Stored data –
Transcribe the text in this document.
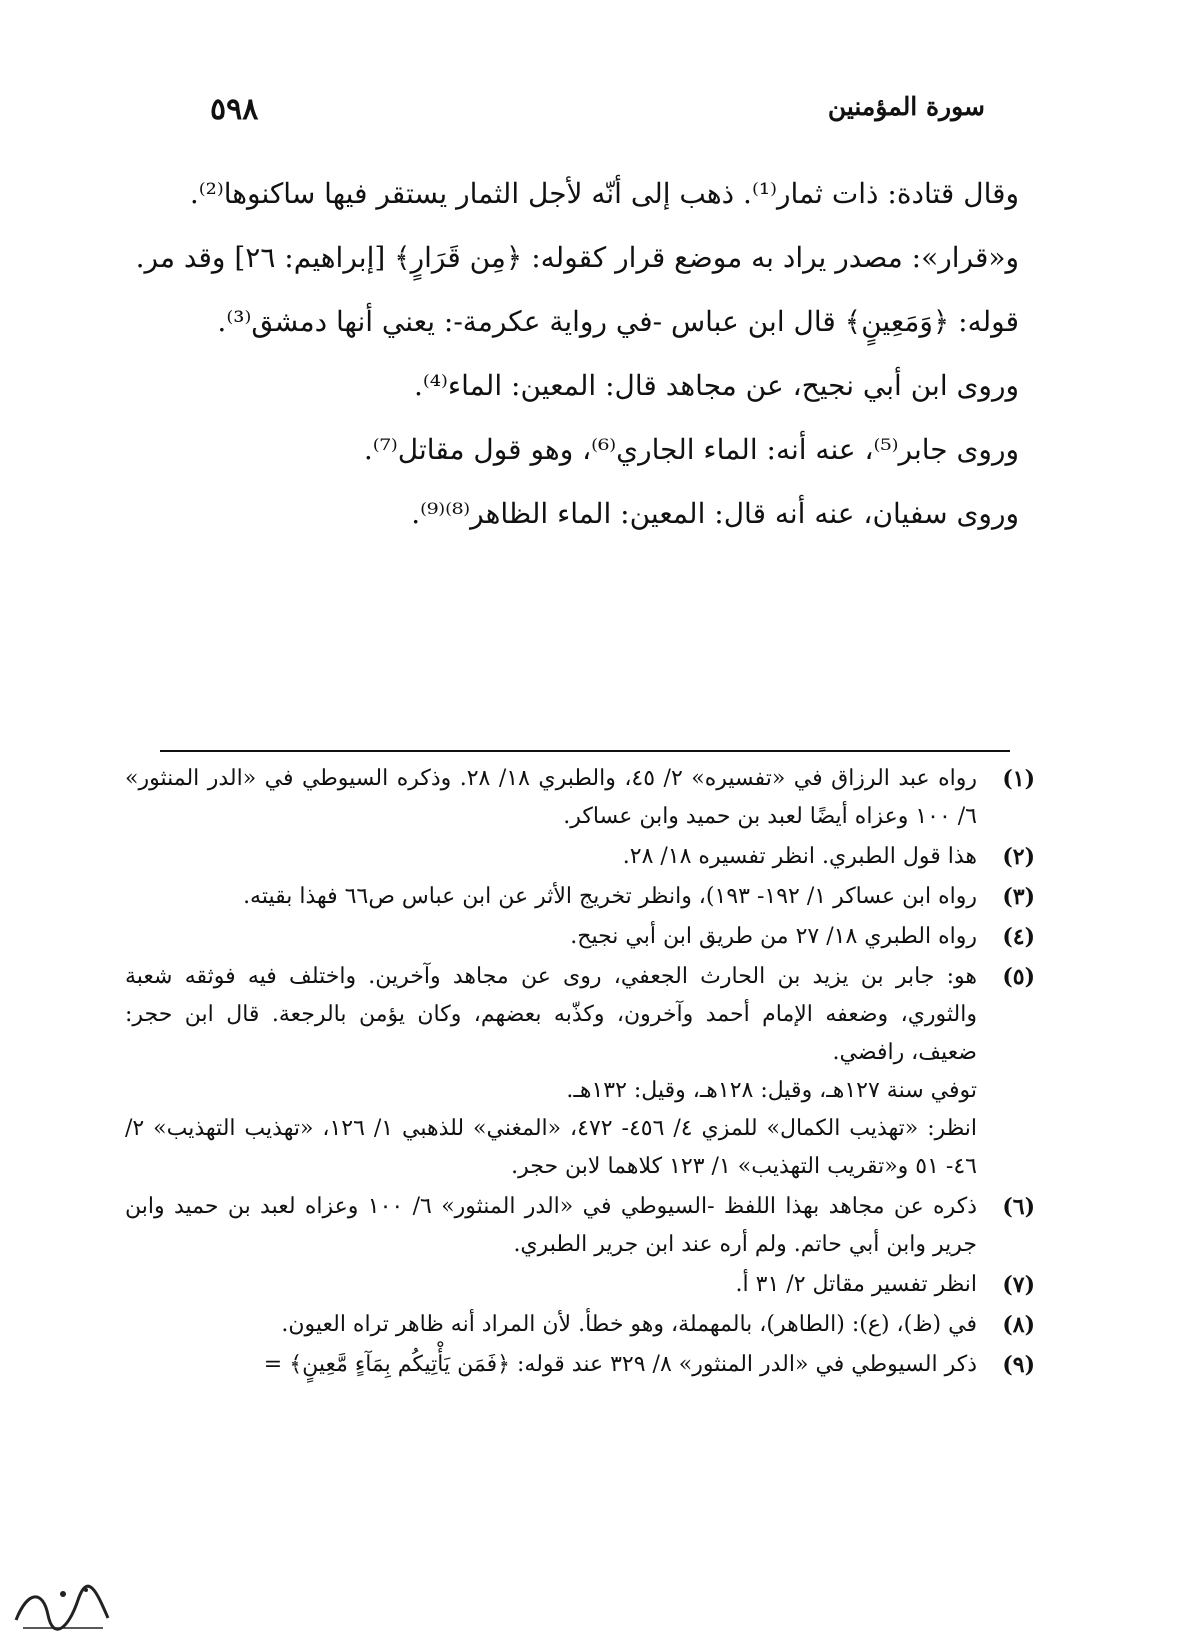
٥٩٨	سورة المؤمنين

وقال قتادة: ذات ثمار⁽¹⁾. ذهب إلى أنّه لأجل الثمار يستقر فيها ساكنوها⁽²⁾.

و«قرار»: مصدر يراد به موضع قرار كقوله: ﴿مِن قَرَارٍ﴾ [إبراهيم: ٢٦] وقد مر.

قوله: ﴿وَمَعِينٍ﴾ قال ابن عباس -في رواية عكرمة-: يعني أنها دمشق⁽³⁾.

وروى ابن أبي نجيح، عن مجاهد قال: المعين: الماء⁽⁴⁾.

وروى جابر⁽⁵⁾، عنه أنه: الماء الجاري⁽⁶⁾، وهو قول مقاتل⁽⁷⁾.

وروى سفيان، عنه أنه قال: المعين: الماء الظاهر⁽⁸⁾⁽⁹⁾.

(١)
رواه عبد الرزاق في «تفسيره» ٢/ ٤٥، والطبري ١٨/ ٢٨. وذكره السيوطي في «الدر المنثور» ٦/ ١٠٠ وعزاه أيضًا لعبد بن حميد وابن عساكر.
(٢)
هذا قول الطبري. انظر تفسيره ١٨/ ٢٨.
(٣)
رواه ابن عساكر ١/ ١٩٢- ١٩٣)، وانظر تخريج الأثر عن ابن عباس ص٦٦ فهذا بقيته.
(٤)
رواه الطبري ١٨/ ٢٧ من طريق ابن أبي نجيح.
(٥)
هو: جابر بن يزيد بن الحارث الجعفي، روى عن مجاهد وآخرين. واختلف فيه فوثقه شعبة والثوري، وضعفه الإمام أحمد وآخرون، وكذّبه بعضهم، وكان يؤمن بالرجعة. قال ابن حجر: ضعيف، رافضي.
توفي سنة ١٢٧هـ، وقيل: ١٢٨هـ، وقيل: ١٣٢هـ.
انظر: «تهذيب الكمال» للمزي ٤/ ٤٥٦- ٤٧٢، «المغني» للذهبي ١/ ١٢٦، «تهذيب التهذيب» ٢/ ٤٦- ٥١ و«تقريب التهذيب» ١/ ١٢٣ كلاهما لابن حجر.
(٦)
ذكره عن مجاهد بهذا اللفظ -السيوطي في «الدر المنثور» ٦/ ١٠٠ وعزاه لعبد بن حميد وابن جرير وابن أبي حاتم. ولم أره عند ابن جرير الطبري.
(٧)
انظر تفسير مقاتل ٢/ ٣١ أ.
(٨)
في (ظ)، (ع): (الطاهر)، بالمهملة، وهو خطأ. لأن المراد أنه ظاهر تراه العيون.
(٩)
ذكر السيوطي في «الدر المنثور» ٨/ ٣٢٩ عند قوله: ﴿فَمَن يَأْتِيكُم بِمَآءٍ مَّعِينٍ﴾ =
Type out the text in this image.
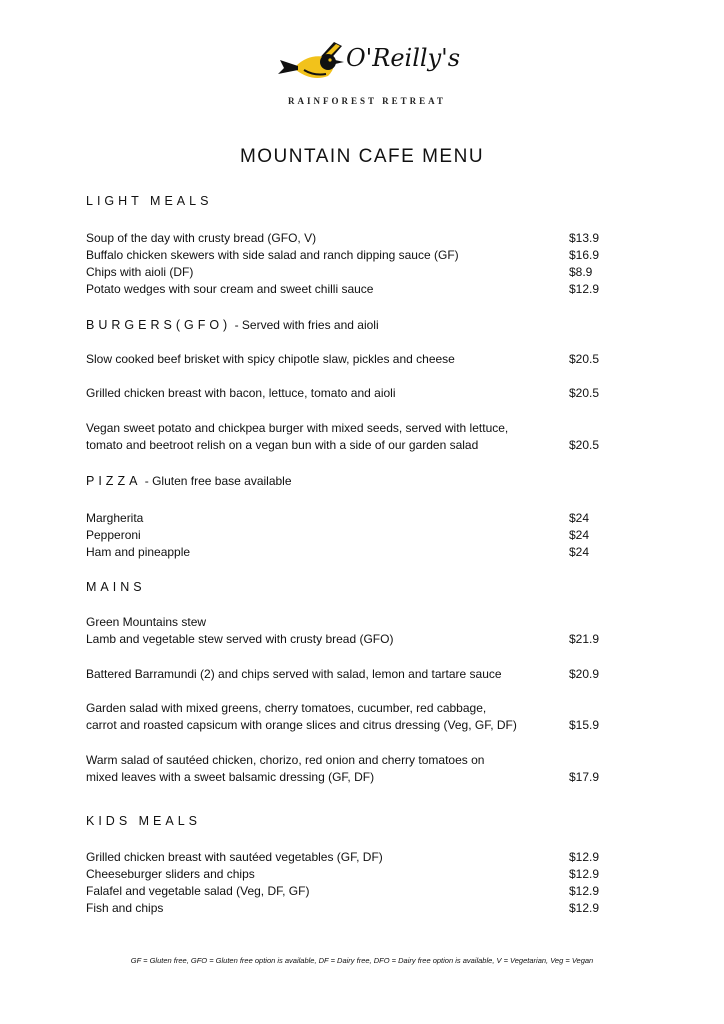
O'Reilly's
RAINFOREST RETREAT
MOUNTAIN CAFE MENU
LIGHT MEALS
Soup of the day with crusty bread (GFO, V)	$13.9
Buffalo chicken skewers with side salad and ranch dipping sauce (GF)	$16.9
Chips with aioli (DF)	$8.9
Potato wedges with sour cream and sweet chilli sauce	$12.9
BURGERS(GFO) - Served with fries and aioli
Slow cooked beef brisket with spicy chipotle slaw, pickles and cheese	$20.5
Grilled chicken breast with bacon, lettuce, tomato and aioli	$20.5
Vegan sweet potato and chickpea burger with mixed seeds, served with lettuce,
tomato and beetroot relish on a vegan bun with a side of our garden salad	$20.5
PIZZA - Gluten free base available
Margherita	$24
Pepperoni	$24
Ham and pineapple	$24
MAINS
Green Mountains stew
Lamb and vegetable stew served with crusty bread (GFO)	$21.9
Battered Barramundi (2) and chips served with salad, lemon and tartare sauce	$20.9
Garden salad with mixed greens, cherry tomatoes, cucumber, red cabbage,
carrot and roasted capsicum with orange slices and citrus dressing (Veg, GF, DF)	$15.9
Warm salad of sautéed chicken, chorizo, red onion and cherry tomatoes on
mixed leaves with a sweet balsamic dressing (GF, DF)	$17.9
KIDS MEALS
Grilled chicken breast with sautéed vegetables (GF, DF)	$12.9
Cheeseburger sliders and chips	$12.9
Falafel and vegetable salad (Veg, DF, GF)	$12.9
Fish and chips	$12.9
GF = Gluten free, GFO = Gluten free option is available, DF = Dairy free, DFO = Dairy free option is available, V = Vegetarian, Veg = Vegan
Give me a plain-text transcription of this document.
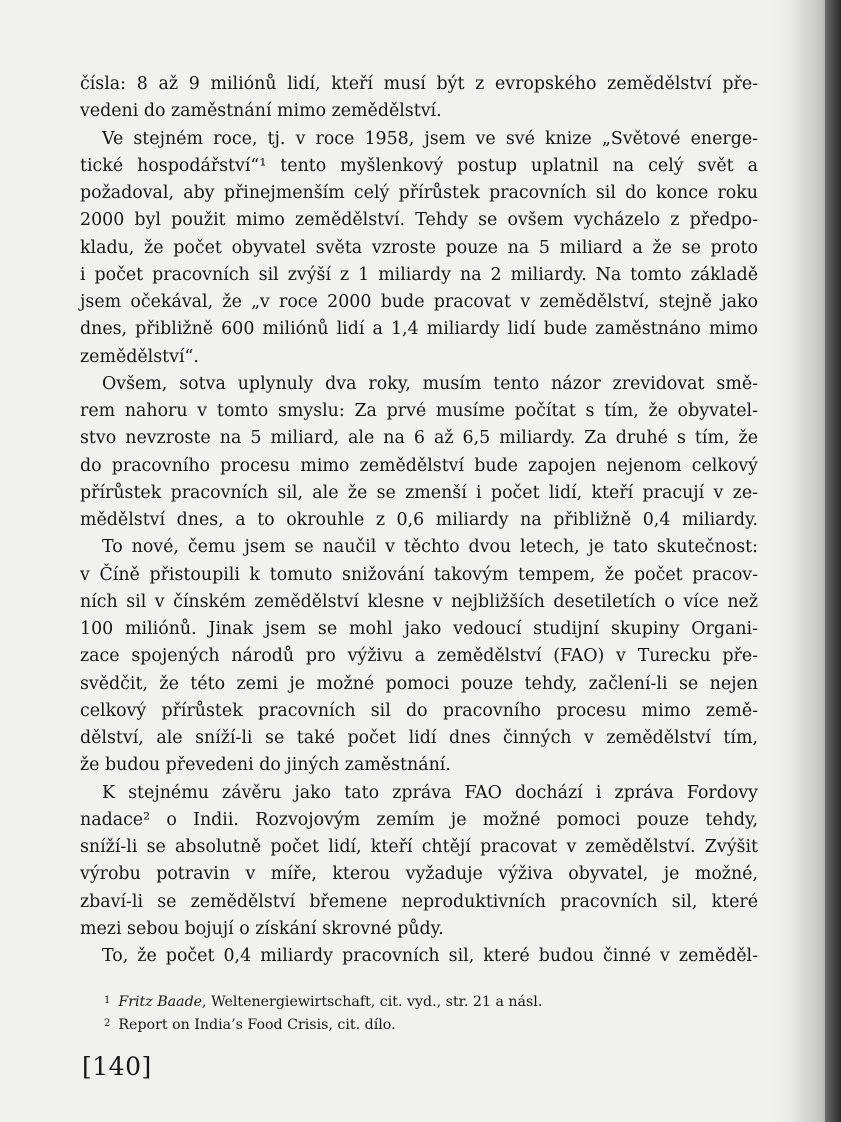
čísla: 8 až 9 miliónů lidí, kteří musí být z evropského zemědělství pře-
vedeni do zaměstnání mimo zemědělství.
Ve stejném roce, tj. v roce 1958, jsem ve své knize „Světové energe-
tické hospodářství“¹ tento myšlenkový postup uplatnil na celý svět a
požadoval, aby přinejmenším celý přírůstek pracovních sil do konce roku
2000 byl použit mimo zemědělství. Tehdy se ovšem vycházelo z předpo-
kladu, že počet obyvatel světa vzroste pouze na 5 miliard a že se proto
i počet pracovních sil zvýší z 1 miliardy na 2 miliardy. Na tomto základě
jsem očekával, že „v roce 2000 bude pracovat v zemědělství, stejně jako
dnes, přibližně 600 miliónů lidí a 1,4 miliardy lidí bude zaměstnáno mimo
zemědělství“.
Ovšem, sotva uplynuly dva roky, musím tento názor zrevidovat smě-
rem nahoru v tomto smyslu: Za prvé musíme počítat s tím, že obyvatel-
stvo nevzroste na 5 miliard, ale na 6 až 6,5 miliardy. Za druhé s tím, že
do pracovního procesu mimo zemědělství bude zapojen nejenom celkový
přírůstek pracovních sil, ale že se zmenší i počet lidí, kteří pracují v ze-
mědělství dnes, a to okrouhle z 0,6 miliardy na přibližně 0,4 miliardy.
To nové, čemu jsem se naučil v těchto dvou letech, je tato skutečnost:
v Číně přistoupili k tomuto snižování takovým tempem, že počet pracov-
ních sil v čínském zemědělství klesne v nejbližších desetiletích o více než
100 miliónů. Jinak jsem se mohl jako vedoucí studijní skupiny Organi-
zace spojených národů pro výživu a zemědělství (FAO) v Turecku pře-
svědčit, že této zemi je možné pomoci pouze tehdy, začlení-li se nejen
celkový přírůstek pracovních sil do pracovního procesu mimo země-
dělství, ale sníží-li se také počet lidí dnes činných v zemědělství tím,
že budou převedeni do jiných zaměstnání.
K stejnému závěru jako tato zpráva FAO dochází i zpráva Fordovy
nadace² o Indii. Rozvojovým zemím je možné pomoci pouze tehdy,
sníží-li se absolutně počet lidí, kteří chtějí pracovat v zemědělství. Zvýšit
výrobu potravin v míře, kterou vyžaduje výživa obyvatel, je možné,
zbaví-li se zemědělství břemene neproduktivních pracovních sil, které
mezi sebou bojují o získání skrovné půdy.
To, že počet 0,4 miliardy pracovních sil, které budou činné v zeměděl-
$^1$ Fritz Baade, Weltenergiewirtschaft, cit. vyd., str. 21 a násl.
$^2$ Report on India’s Food Crisis, cit. dílo.
[140]
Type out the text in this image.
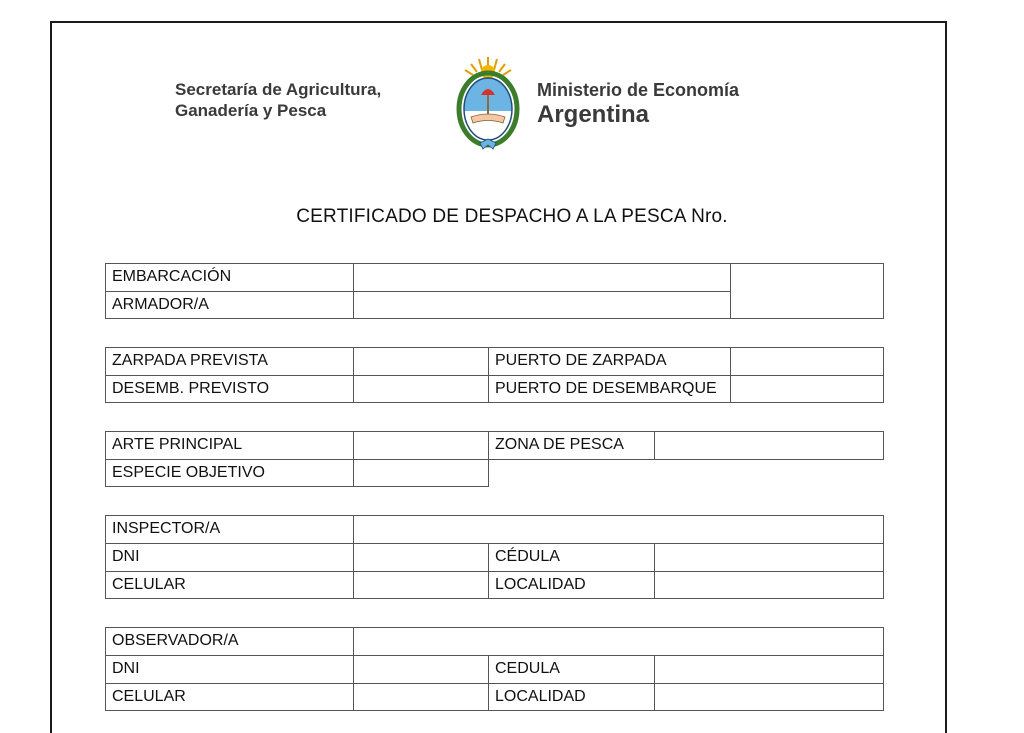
Secretaría de Agricultura,
Ganadería y Pesca
Ministerio de Economía
Argentina
CERTIFICADO DE DESPACHO A LA PESCA Nro.
EMBARCACIÓN
ARMADOR/A
ZARPADA PREVISTA	PUERTO DE ZARPADA
DESEMB. PREVISTO	PUERTO DE DESEMBARQUE
ARTE PRINCIPAL	ZONA DE PESCA
ESPECIE OBJETIVO
INSPECTOR/A
DNI	CÉDULA
CELULAR	LOCALIDAD
OBSERVADOR/A
DNI	CEDULA
CELULAR	LOCALIDAD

What the task requires –
The records above must be printed exactly; the pictures stay out.

Answer to the exercise –
Transcribe the text in this document.
٥٩٨	سورة المؤمنين

وقال قتادة: ذات ثمار⁽¹⁾. ذهب إلى أنّه لأجل الثمار يستقر فيها ساكنوها⁽²⁾.

و«قرار»: مصدر يراد به موضع قرار كقوله: ﴿مِن قَرَارٍ﴾ [إبراهيم: ٢٦] وقد مر.

قوله: ﴿وَمَعِينٍ﴾ قال ابن عباس -في رواية عكرمة-: يعني أنها دمشق⁽³⁾.

وروى ابن أبي نجيح، عن مجاهد قال: المعين: الماء⁽⁴⁾.

وروى جابر⁽⁵⁾، عنه أنه: الماء الجاري⁽⁶⁾، وهو قول مقاتل⁽⁷⁾.

وروى سفيان، عنه أنه قال: المعين: الماء الظاهر⁽⁸⁾⁽⁹⁾.

(١)
رواه عبد الرزاق في «تفسيره» ٢/ ٤٥، والطبري ١٨/ ٢٨. وذكره السيوطي في «الدر المنثور» ٦/ ١٠٠ وعزاه أيضًا لعبد بن حميد وابن عساكر.
(٢)
هذا قول الطبري. انظر تفسيره ١٨/ ٢٨.
(٣)
رواه ابن عساكر ١/ ١٩٢- ١٩٣)، وانظر تخريج الأثر عن ابن عباس ص٦٦ فهذا بقيته.
(٤)
رواه الطبري ١٨/ ٢٧ من طريق ابن أبي نجيح.
(٥)
هو: جابر بن يزيد بن الحارث الجعفي، روى عن مجاهد وآخرين. واختلف فيه فوثقه شعبة والثوري، وضعفه الإمام أحمد وآخرون، وكذّبه بعضهم، وكان يؤمن بالرجعة. قال ابن حجر: ضعيف، رافضي.
توفي سنة ١٢٧هـ، وقيل: ١٢٨هـ، وقيل: ١٣٢هـ.
انظر: «تهذيب الكمال» للمزي ٤/ ٤٥٦- ٤٧٢، «المغني» للذهبي ١/ ١٢٦، «تهذيب التهذيب» ٢/ ٤٦- ٥١ و«تقريب التهذيب» ١/ ١٢٣ كلاهما لابن حجر.
(٦)
ذكره عن مجاهد بهذا اللفظ -السيوطي في «الدر المنثور» ٦/ ١٠٠ وعزاه لعبد بن حميد وابن جرير وابن أبي حاتم. ولم أره عند ابن جرير الطبري.
(٧)
انظر تفسير مقاتل ٢/ ٣١ أ.
(٨)
في (ظ)، (ع): (الطاهر)، بالمهملة، وهو خطأ. لأن المراد أنه ظاهر تراه العيون.
(٩)
ذكر السيوطي في «الدر المنثور» ٨/ ٣٢٩ عند قوله: ﴿فَمَن يَأْتِيكُم بِمَآءٍ مَّعِينٍ﴾ =
Type out the text in this image.
O'Reilly's
RAINFOREST RETREAT
MOUNTAIN CAFE MENU
LIGHT MEALS
Soup of the day with crusty bread (GFO, V)	$13.9
Buffalo chicken skewers with side salad and ranch dipping sauce (GF)	$16.9
Chips with aioli (DF)	$8.9
Potato wedges with sour cream and sweet chilli sauce	$12.9
BURGERS(GFO) - Served with fries and aioli
Slow cooked beef brisket with spicy chipotle slaw, pickles and cheese	$20.5
Grilled chicken breast with bacon, lettuce, tomato and aioli	$20.5
Vegan sweet potato and chickpea burger with mixed seeds, served with lettuce,
tomato and beetroot relish on a vegan bun with a side of our garden salad	$20.5
PIZZA - Gluten free base available
Margherita	$24
Pepperoni	$24
Ham and pineapple	$24
MAINS
Green Mountains stew
Lamb and vegetable stew served with crusty bread (GFO)	$21.9
Battered Barramundi (2) and chips served with salad, lemon and tartare sauce	$20.9
Garden salad with mixed greens, cherry tomatoes, cucumber, red cabbage,
carrot and roasted capsicum with orange slices and citrus dressing (Veg, GF, DF)	$15.9
Warm salad of sautéed chicken, chorizo, red onion and cherry tomatoes on
mixed leaves with a sweet balsamic dressing (GF, DF)	$17.9
KIDS MEALS
Grilled chicken breast with sautéed vegetables (GF, DF)	$12.9
Cheeseburger sliders and chips	$12.9
Falafel and vegetable salad (Veg, DF, GF)	$12.9
Fish and chips	$12.9
GF = Gluten free, GFO = Gluten free option is available, DF = Dairy free, DFO = Dairy free option is available, V = Vegetarian, Veg = Vegan
Give me a plain-text transcription of this document.
čísla: 8 až 9 miliónů lidí, kteří musí být z evropského zemědělství pře-
vedeni do zaměstnání mimo zemědělství.
Ve stejném roce, tj. v roce 1958, jsem ve své knize „Světové energe-
tické hospodářství“¹ tento myšlenkový postup uplatnil na celý svět a
požadoval, aby přinejmenším celý přírůstek pracovních sil do konce roku
2000 byl použit mimo zemědělství. Tehdy se ovšem vycházelo z předpo-
kladu, že počet obyvatel světa vzroste pouze na 5 miliard a že se proto
i počet pracovních sil zvýší z 1 miliardy na 2 miliardy. Na tomto základě
jsem očekával, že „v roce 2000 bude pracovat v zemědělství, stejně jako
dnes, přibližně 600 miliónů lidí a 1,4 miliardy lidí bude zaměstnáno mimo
zemědělství“.
Ovšem, sotva uplynuly dva roky, musím tento názor zrevidovat smě-
rem nahoru v tomto smyslu: Za prvé musíme počítat s tím, že obyvatel-
stvo nevzroste na 5 miliard, ale na 6 až 6,5 miliardy. Za druhé s tím, že
do pracovního procesu mimo zemědělství bude zapojen nejenom celkový
přírůstek pracovních sil, ale že se zmenší i počet lidí, kteří pracují v ze-
mědělství dnes, a to okrouhle z 0,6 miliardy na přibližně 0,4 miliardy.
To nové, čemu jsem se naučil v těchto dvou letech, je tato skutečnost:
v Číně přistoupili k tomuto snižování takovým tempem, že počet pracov-
ních sil v čínském zemědělství klesne v nejbližších desetiletích o více než
100 miliónů. Jinak jsem se mohl jako vedoucí studijní skupiny Organi-
zace spojených národů pro výživu a zemědělství (FAO) v Turecku pře-
svědčit, že této zemi je možné pomoci pouze tehdy, začlení-li se nejen
celkový přírůstek pracovních sil do pracovního procesu mimo země-
dělství, ale sníží-li se také počet lidí dnes činných v zemědělství tím,
že budou převedeni do jiných zaměstnání.
K stejnému závěru jako tato zpráva FAO dochází i zpráva Fordovy
nadace² o Indii. Rozvojovým zemím je možné pomoci pouze tehdy,
sníží-li se absolutně počet lidí, kteří chtějí pracovat v zemědělství. Zvýšit
výrobu potravin v míře, kterou vyžaduje výživa obyvatel, je možné,
zbaví-li se zemědělství břemene neproduktivních pracovních sil, které
mezi sebou bojují o získání skrovné půdy.
To, že počet 0,4 miliardy pracovních sil, které budou činné v zeměděl-
$^1$ Fritz Baade, Weltenergiewirtschaft, cit. vyd., str. 21 a násl.
$^2$ Report on India’s Food Crisis, cit. dílo.
[140]
Type out the text in this image.
Secretaría de Agricultura,
Ganadería y Pesca
Ministerio de Economía
Argentina
CERTIFICADO DE DESPACHO A LA PESCA Nro.
EMBARCACIÓN
ARMADOR/A
ZARPADA PREVISTA	PUERTO DE ZARPADA
DESEMB. PREVISTO	PUERTO DE DESEMBARQUE
ARTE PRINCIPAL	ZONA DE PESCA
ESPECIE OBJETIVO
INSPECTOR/A
DNI	CÉDULA
CELULAR	LOCALIDAD
OBSERVADOR/A
DNI	CEDULA
CELULAR	LOCALIDAD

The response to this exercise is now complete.